Written problem: Gather the lines that hold the string "this".

Record excerpts:
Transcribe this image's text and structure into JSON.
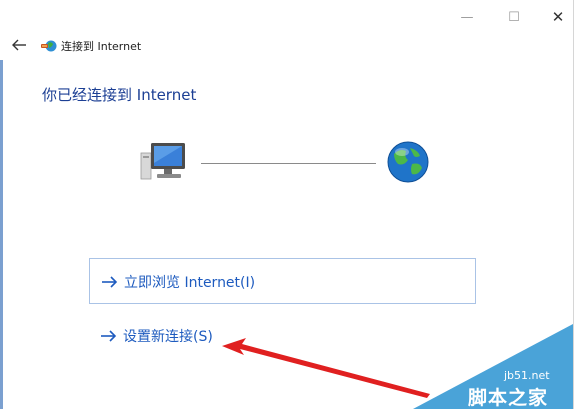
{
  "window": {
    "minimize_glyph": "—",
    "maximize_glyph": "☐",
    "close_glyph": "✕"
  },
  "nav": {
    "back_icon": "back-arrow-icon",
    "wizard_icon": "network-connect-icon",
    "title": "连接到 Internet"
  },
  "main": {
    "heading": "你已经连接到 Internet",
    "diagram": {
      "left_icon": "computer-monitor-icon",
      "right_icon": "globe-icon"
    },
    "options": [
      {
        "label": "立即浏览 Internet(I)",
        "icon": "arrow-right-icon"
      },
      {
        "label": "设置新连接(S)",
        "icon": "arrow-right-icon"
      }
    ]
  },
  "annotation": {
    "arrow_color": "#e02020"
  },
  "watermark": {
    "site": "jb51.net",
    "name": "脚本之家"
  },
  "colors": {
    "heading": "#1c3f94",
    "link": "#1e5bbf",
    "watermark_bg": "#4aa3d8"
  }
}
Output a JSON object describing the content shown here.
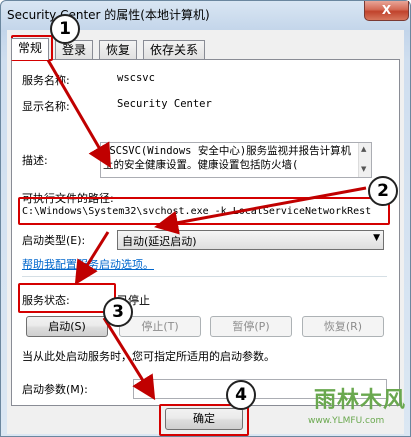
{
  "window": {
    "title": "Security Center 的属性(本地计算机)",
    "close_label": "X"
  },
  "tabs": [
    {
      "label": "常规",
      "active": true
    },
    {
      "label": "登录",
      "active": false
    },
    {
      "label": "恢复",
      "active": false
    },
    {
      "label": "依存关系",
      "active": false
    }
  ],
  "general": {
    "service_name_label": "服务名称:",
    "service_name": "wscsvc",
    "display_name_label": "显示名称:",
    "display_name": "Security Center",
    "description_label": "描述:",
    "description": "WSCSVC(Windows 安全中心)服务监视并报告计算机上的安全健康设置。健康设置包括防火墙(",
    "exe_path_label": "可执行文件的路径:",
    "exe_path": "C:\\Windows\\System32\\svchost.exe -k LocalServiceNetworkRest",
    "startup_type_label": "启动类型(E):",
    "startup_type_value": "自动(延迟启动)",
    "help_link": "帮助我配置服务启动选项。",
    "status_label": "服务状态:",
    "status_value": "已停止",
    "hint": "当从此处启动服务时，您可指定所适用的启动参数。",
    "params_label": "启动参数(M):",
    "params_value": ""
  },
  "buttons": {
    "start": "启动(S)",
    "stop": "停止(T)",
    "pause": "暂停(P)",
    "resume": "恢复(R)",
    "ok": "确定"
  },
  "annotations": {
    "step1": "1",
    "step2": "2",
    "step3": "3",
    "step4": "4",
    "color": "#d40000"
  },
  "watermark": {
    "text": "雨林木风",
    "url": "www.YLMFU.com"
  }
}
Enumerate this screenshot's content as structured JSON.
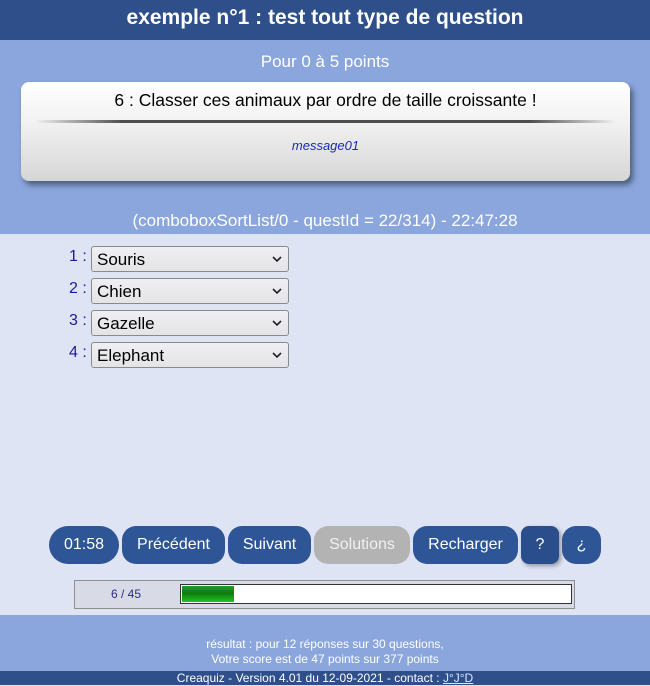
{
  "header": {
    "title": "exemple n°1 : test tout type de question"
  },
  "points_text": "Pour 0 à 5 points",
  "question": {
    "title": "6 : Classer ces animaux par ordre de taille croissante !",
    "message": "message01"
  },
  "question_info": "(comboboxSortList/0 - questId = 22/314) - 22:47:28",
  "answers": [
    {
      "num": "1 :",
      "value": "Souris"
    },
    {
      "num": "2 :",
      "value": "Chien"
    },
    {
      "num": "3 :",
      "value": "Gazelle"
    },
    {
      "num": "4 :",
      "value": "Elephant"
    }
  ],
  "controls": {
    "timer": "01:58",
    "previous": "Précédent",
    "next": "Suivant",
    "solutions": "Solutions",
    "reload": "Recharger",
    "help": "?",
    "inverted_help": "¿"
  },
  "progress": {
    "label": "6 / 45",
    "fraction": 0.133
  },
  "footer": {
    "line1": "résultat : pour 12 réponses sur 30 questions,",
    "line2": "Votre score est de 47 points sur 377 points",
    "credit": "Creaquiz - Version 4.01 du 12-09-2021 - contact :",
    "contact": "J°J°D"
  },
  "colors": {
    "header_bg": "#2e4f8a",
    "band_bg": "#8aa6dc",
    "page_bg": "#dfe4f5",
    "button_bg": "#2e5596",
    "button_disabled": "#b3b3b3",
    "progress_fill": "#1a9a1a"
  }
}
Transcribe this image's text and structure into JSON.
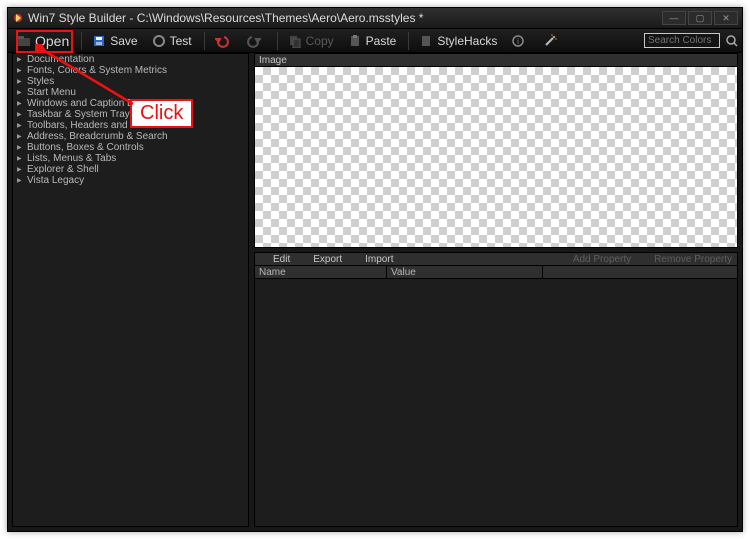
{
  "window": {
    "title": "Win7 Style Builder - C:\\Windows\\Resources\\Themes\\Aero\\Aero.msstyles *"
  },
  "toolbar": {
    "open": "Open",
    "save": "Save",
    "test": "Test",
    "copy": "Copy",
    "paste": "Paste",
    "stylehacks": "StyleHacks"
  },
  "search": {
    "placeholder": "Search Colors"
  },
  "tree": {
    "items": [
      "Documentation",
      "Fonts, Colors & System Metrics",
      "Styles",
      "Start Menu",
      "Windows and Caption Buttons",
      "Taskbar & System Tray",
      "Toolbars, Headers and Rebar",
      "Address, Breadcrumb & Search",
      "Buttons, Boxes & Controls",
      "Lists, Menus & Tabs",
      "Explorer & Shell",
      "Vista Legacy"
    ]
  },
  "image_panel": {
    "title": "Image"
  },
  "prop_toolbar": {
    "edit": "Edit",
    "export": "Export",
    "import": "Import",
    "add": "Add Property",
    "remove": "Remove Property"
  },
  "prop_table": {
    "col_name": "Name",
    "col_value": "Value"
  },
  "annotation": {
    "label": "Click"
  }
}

---

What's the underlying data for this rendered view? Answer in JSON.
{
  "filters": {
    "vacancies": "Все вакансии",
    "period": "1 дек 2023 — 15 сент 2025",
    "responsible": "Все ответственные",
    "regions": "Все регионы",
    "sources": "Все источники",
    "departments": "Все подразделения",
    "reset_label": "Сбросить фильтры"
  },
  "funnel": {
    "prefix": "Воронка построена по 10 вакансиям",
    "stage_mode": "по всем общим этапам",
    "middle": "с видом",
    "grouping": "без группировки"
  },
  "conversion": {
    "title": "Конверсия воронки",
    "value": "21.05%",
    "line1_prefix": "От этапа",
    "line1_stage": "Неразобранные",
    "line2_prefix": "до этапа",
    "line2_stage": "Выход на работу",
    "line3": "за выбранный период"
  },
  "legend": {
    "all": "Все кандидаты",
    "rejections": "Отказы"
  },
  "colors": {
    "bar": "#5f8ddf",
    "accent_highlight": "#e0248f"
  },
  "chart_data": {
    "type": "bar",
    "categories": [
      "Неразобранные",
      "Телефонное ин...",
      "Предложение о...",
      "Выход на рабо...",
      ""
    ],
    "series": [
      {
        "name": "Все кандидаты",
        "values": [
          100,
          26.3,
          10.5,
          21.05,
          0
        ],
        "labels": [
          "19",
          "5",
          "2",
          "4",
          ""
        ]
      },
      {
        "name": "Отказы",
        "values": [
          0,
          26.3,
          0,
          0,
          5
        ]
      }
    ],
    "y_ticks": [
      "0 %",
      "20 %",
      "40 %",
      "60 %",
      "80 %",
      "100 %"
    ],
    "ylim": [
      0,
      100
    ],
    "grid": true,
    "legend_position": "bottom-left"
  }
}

--

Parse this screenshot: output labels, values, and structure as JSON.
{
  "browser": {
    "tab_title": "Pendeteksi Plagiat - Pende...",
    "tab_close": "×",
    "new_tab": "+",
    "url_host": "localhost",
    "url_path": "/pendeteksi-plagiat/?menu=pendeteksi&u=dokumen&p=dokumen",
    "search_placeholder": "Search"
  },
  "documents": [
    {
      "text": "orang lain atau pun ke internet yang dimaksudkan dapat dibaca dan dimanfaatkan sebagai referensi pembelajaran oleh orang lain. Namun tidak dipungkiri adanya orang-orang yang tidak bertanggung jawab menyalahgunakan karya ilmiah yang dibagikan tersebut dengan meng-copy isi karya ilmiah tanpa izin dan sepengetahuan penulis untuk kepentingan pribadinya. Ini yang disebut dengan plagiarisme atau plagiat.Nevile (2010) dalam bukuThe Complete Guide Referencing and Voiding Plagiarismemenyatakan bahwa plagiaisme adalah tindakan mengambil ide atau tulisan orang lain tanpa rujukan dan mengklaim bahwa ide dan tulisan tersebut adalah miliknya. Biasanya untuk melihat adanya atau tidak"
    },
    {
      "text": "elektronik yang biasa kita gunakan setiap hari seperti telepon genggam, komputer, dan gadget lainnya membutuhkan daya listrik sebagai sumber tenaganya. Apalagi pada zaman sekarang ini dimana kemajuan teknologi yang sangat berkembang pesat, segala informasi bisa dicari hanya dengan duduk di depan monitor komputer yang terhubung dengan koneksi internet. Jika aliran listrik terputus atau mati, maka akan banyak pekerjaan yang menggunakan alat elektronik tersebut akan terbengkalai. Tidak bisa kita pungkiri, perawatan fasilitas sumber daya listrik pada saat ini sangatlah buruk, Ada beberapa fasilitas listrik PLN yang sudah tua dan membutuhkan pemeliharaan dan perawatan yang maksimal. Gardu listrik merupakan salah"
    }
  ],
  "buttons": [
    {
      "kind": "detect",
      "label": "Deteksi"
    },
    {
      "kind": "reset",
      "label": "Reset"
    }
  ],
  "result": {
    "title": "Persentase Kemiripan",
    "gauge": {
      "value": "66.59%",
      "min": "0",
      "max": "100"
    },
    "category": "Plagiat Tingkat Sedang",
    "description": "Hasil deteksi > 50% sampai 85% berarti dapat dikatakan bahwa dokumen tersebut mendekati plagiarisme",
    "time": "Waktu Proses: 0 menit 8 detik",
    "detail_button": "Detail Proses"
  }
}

Exercise output:
Transcribe this image's text and structure into JSON.
Enumerate this screenshot's content as structured JSON.
Transcribe this image's text and structure into JSON.
What's the underlying data for this rendered view? Answer in JSON.
Parse this screenshot: output labels, values, and structure as JSON.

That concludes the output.